- [OBJECTIVE] Quote the listing below in its entirety, omitting every image.

A block of data
________________________________________

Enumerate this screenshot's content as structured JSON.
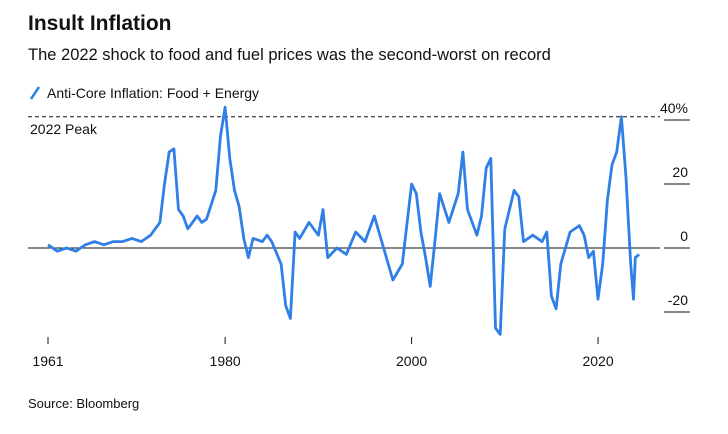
{
  "chart_data": {
    "type": "line",
    "title": "Insult Inflation",
    "subtitle": "The 2022 shock to food and fuel prices was the second-worst on record",
    "annotation": "2022 Peak",
    "annotation_value": 41,
    "source": "Source: Bloomberg",
    "x": [
      1961,
      1962,
      1963,
      1964,
      1965,
      1966,
      1967,
      1968,
      1969,
      1970,
      1971,
      1972,
      1973,
      1973.5,
      1974,
      1974.5,
      1975,
      1975.5,
      1976,
      1977,
      1977.5,
      1978,
      1979,
      1979.5,
      1980,
      1980.5,
      1981,
      1981.5,
      1982,
      1982.5,
      1983,
      1984,
      1984.5,
      1985,
      1986,
      1986.5,
      1987,
      1987.5,
      1988,
      1989,
      1990,
      1990.5,
      1991,
      1992,
      1993,
      1994,
      1995,
      1996,
      1997,
      1998,
      1999,
      2000,
      2000.5,
      2001,
      2001.5,
      2002,
      2002.5,
      2003,
      2004,
      2005,
      2005.5,
      2006,
      2007,
      2007.5,
      2008,
      2008.5,
      2009,
      2009.5,
      2010,
      2011,
      2011.5,
      2012,
      2013,
      2014,
      2014.5,
      2015,
      2015.5,
      2016,
      2017,
      2018,
      2018.5,
      2019,
      2019.5,
      2020,
      2020.5,
      2021,
      2021.5,
      2022,
      2022.5,
      2023,
      2023.5,
      2023.8,
      2024,
      2024.4
    ],
    "series": [
      {
        "name": "Anti-Core Inflation: Food + Energy",
        "color": "#2f7fe6",
        "values": [
          1,
          -1,
          0,
          -1,
          1,
          2,
          1,
          2,
          2,
          3,
          2,
          4,
          8,
          20,
          30,
          31,
          12,
          10,
          6,
          10,
          8,
          9,
          18,
          35,
          44,
          28,
          18,
          13,
          3,
          -3,
          3,
          2,
          4,
          2,
          -5,
          -18,
          -22,
          5,
          3,
          8,
          4,
          12,
          -3,
          0,
          -2,
          5,
          2,
          10,
          0,
          -10,
          -5,
          20,
          17,
          5,
          -3,
          -12,
          2,
          17,
          8,
          17,
          30,
          12,
          4,
          10,
          25,
          28,
          -25,
          -27,
          6,
          18,
          16,
          2,
          4,
          2,
          5,
          -15,
          -19,
          -5,
          5,
          7,
          4,
          -3,
          -1,
          -16,
          -5,
          15,
          26,
          30,
          41,
          22,
          -5,
          -16,
          -3,
          -2
        ]
      }
    ],
    "xlim": [
      1961,
      2024.5
    ],
    "xticks": [
      1961,
      1980,
      2000,
      2020
    ],
    "ylim": [
      -30,
      45
    ],
    "yticks": [
      {
        "value": 40,
        "label": "40%"
      },
      20,
      0,
      -20
    ]
  }
}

________________________________________

- [TASK ANSWER]
Enumerate this screenshot's content as structured JSON.
{
  "chart_data": {
    "type": "line",
    "title": "Insult Inflation",
    "subtitle": "The 2022 shock to food and fuel prices was the second-worst on record",
    "annotation": "2022 Peak",
    "annotation_value": 41,
    "source": "Source: Bloomberg",
    "x": [
      1961,
      1962,
      1963,
      1964,
      1965,
      1966,
      1967,
      1968,
      1969,
      1970,
      1971,
      1972,
      1973,
      1973.5,
      1974,
      1974.5,
      1975,
      1975.5,
      1976,
      1977,
      1977.5,
      1978,
      1979,
      1979.5,
      1980,
      1980.5,
      1981,
      1981.5,
      1982,
      1982.5,
      1983,
      1984,
      1984.5,
      1985,
      1986,
      1986.5,
      1987,
      1987.5,
      1988,
      1989,
      1990,
      1990.5,
      1991,
      1992,
      1993,
      1994,
      1995,
      1996,
      1997,
      1998,
      1999,
      2000,
      2000.5,
      2001,
      2001.5,
      2002,
      2002.5,
      2003,
      2004,
      2005,
      2005.5,
      2006,
      2007,
      2007.5,
      2008,
      2008.5,
      2009,
      2009.5,
      2010,
      2011,
      2011.5,
      2012,
      2013,
      2014,
      2014.5,
      2015,
      2015.5,
      2016,
      2017,
      2018,
      2018.5,
      2019,
      2019.5,
      2020,
      2020.5,
      2021,
      2021.5,
      2022,
      2022.5,
      2023,
      2023.5,
      2023.8,
      2024,
      2024.4
    ],
    "series": [
      {
        "name": "Anti-Core Inflation: Food + Energy",
        "color": "#2f7fe6",
        "values": [
          1,
          -1,
          0,
          -1,
          1,
          2,
          1,
          2,
          2,
          3,
          2,
          4,
          8,
          20,
          30,
          31,
          12,
          10,
          6,
          10,
          8,
          9,
          18,
          35,
          44,
          28,
          18,
          13,
          3,
          -3,
          3,
          2,
          4,
          2,
          -5,
          -18,
          -22,
          5,
          3,
          8,
          4,
          12,
          -3,
          0,
          -2,
          5,
          2,
          10,
          0,
          -10,
          -5,
          20,
          17,
          5,
          -3,
          -12,
          2,
          17,
          8,
          17,
          30,
          12,
          4,
          10,
          25,
          28,
          -25,
          -27,
          6,
          18,
          16,
          2,
          4,
          2,
          5,
          -15,
          -19,
          -5,
          5,
          7,
          4,
          -3,
          -1,
          -16,
          -5,
          15,
          26,
          30,
          41,
          22,
          -5,
          -16,
          -3,
          -2
        ]
      }
    ],
    "xlim": [
      1961,
      2024.5
    ],
    "xticks": [
      1961,
      1980,
      2000,
      2020
    ],
    "ylim": [
      -30,
      45
    ],
    "yticks": [
      {
        "value": 40,
        "label": "40%"
      },
      20,
      0,
      -20
    ]
  }
}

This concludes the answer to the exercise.